==== RAW DATA ====

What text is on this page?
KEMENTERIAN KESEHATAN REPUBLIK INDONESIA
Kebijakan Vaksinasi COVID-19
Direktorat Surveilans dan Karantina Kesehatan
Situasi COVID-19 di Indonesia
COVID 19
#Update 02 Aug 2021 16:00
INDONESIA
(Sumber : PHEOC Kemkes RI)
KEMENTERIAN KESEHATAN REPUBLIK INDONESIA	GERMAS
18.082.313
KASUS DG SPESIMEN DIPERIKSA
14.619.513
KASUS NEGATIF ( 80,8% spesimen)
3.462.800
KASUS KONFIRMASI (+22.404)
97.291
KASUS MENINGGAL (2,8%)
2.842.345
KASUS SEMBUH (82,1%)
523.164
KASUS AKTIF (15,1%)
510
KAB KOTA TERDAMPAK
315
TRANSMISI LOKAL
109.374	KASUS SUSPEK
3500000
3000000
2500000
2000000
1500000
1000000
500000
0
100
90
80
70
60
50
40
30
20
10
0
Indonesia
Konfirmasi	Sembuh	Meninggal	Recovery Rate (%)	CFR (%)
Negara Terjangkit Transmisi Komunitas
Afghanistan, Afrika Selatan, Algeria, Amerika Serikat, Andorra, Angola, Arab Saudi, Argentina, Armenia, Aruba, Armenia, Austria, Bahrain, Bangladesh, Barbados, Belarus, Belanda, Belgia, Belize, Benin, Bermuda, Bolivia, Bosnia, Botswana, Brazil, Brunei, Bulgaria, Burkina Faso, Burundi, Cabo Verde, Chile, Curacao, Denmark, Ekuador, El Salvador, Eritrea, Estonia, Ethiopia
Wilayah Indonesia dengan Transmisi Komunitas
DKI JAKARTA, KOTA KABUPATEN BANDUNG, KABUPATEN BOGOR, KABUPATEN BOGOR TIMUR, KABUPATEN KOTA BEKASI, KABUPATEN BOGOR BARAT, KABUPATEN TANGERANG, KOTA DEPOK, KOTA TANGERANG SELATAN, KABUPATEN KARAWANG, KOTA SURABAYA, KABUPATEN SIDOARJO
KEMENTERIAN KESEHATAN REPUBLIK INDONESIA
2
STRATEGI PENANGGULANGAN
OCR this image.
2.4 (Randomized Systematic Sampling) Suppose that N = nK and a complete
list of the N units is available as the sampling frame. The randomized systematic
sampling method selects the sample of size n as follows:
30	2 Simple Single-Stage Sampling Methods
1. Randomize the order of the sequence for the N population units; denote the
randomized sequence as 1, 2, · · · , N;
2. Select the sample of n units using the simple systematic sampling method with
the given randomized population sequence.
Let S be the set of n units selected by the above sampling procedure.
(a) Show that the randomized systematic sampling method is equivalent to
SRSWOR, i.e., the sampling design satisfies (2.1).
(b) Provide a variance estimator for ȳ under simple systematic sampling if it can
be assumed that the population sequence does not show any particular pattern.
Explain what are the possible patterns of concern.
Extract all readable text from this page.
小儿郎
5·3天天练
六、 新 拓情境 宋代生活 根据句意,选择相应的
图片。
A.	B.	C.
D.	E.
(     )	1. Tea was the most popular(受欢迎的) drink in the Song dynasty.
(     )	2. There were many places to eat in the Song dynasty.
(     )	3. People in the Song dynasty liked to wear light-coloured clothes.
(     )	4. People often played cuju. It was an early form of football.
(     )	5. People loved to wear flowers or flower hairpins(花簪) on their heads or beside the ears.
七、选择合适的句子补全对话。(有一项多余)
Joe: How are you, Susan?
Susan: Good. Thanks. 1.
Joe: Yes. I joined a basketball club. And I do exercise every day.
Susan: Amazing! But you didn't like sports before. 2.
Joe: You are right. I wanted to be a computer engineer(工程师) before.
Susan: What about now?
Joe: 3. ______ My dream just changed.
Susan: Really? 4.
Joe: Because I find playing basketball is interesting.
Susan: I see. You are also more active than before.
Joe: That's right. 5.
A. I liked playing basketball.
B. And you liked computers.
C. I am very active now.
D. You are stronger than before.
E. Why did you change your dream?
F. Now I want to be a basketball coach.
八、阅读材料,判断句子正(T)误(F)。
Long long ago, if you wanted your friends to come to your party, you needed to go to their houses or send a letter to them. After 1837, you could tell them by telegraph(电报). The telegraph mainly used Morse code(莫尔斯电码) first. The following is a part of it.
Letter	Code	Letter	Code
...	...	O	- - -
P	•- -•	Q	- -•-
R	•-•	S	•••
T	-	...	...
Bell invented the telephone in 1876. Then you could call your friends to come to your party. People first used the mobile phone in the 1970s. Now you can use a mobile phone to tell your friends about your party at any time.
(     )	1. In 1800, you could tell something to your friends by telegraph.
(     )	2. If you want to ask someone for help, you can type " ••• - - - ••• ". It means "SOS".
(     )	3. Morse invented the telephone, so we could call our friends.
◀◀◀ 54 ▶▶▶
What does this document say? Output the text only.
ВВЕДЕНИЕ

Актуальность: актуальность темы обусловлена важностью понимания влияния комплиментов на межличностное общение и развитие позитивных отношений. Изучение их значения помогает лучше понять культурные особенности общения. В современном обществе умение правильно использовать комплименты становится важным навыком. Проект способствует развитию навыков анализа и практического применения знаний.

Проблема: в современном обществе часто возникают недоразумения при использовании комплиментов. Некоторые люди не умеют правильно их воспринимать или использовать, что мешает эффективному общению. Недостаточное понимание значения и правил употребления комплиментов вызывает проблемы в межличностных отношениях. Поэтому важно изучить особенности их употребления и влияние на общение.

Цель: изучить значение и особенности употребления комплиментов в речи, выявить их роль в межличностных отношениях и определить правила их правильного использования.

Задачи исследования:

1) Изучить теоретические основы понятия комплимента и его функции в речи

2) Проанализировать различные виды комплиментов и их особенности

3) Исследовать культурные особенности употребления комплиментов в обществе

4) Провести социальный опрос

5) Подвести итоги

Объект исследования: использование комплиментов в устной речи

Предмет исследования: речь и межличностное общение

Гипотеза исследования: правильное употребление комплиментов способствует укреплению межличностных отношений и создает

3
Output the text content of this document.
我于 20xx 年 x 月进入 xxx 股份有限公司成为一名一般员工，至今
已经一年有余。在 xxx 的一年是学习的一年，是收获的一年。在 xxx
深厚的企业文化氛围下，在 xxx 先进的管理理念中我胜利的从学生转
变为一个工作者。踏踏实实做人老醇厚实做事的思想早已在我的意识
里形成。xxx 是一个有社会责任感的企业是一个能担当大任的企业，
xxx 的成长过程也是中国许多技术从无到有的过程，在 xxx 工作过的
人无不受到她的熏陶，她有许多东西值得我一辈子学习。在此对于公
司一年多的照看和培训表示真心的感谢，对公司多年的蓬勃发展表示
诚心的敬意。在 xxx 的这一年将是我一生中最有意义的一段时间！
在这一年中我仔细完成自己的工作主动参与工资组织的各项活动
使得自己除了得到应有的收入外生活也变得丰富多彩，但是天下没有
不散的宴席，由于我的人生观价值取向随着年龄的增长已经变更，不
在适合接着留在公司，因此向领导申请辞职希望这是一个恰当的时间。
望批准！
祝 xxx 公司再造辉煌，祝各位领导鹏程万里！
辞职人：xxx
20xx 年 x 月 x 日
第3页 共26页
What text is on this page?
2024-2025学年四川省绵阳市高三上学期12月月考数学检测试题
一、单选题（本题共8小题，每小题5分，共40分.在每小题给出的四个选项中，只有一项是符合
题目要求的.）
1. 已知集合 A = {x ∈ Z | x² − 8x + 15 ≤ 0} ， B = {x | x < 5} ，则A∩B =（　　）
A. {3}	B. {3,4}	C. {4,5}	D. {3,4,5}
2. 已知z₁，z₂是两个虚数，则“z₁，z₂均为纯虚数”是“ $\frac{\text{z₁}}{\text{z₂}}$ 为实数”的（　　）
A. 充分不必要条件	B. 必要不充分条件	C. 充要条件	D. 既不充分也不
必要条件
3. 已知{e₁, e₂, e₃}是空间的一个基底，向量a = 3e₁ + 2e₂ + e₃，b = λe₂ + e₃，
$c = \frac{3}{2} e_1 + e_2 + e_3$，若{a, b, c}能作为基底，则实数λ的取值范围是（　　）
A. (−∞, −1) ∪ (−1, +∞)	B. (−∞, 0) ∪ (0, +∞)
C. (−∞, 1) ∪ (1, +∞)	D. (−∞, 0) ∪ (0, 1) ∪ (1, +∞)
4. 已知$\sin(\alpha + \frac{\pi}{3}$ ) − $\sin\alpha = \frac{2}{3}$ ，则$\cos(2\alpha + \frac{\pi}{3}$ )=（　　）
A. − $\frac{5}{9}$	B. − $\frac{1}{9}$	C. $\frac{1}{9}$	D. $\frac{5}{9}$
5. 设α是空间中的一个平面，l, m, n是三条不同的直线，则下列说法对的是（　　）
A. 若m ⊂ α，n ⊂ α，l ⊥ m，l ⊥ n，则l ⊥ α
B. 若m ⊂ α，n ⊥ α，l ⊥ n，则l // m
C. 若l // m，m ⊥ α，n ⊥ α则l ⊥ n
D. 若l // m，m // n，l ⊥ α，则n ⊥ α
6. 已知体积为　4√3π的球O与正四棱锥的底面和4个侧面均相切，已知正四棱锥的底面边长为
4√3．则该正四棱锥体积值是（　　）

====

## THE EXERCISE
Find every line in the records above that contains the word "культурные", and copy each one.

## RESULT OF THE TASK
Актуальность: актуальность темы обусловлена важностью понимания влияния комплиментов на межличностное общение и развитие позитивных отношений. Изучение их значения помогает лучше понять культурные особенности общения. В современном обществе умение правильно использовать комплименты становится важным навыком. Проект способствует развитию навыков анализа и практического применения знаний.
3) Исследовать культурные особенности употребления комплиментов в обществе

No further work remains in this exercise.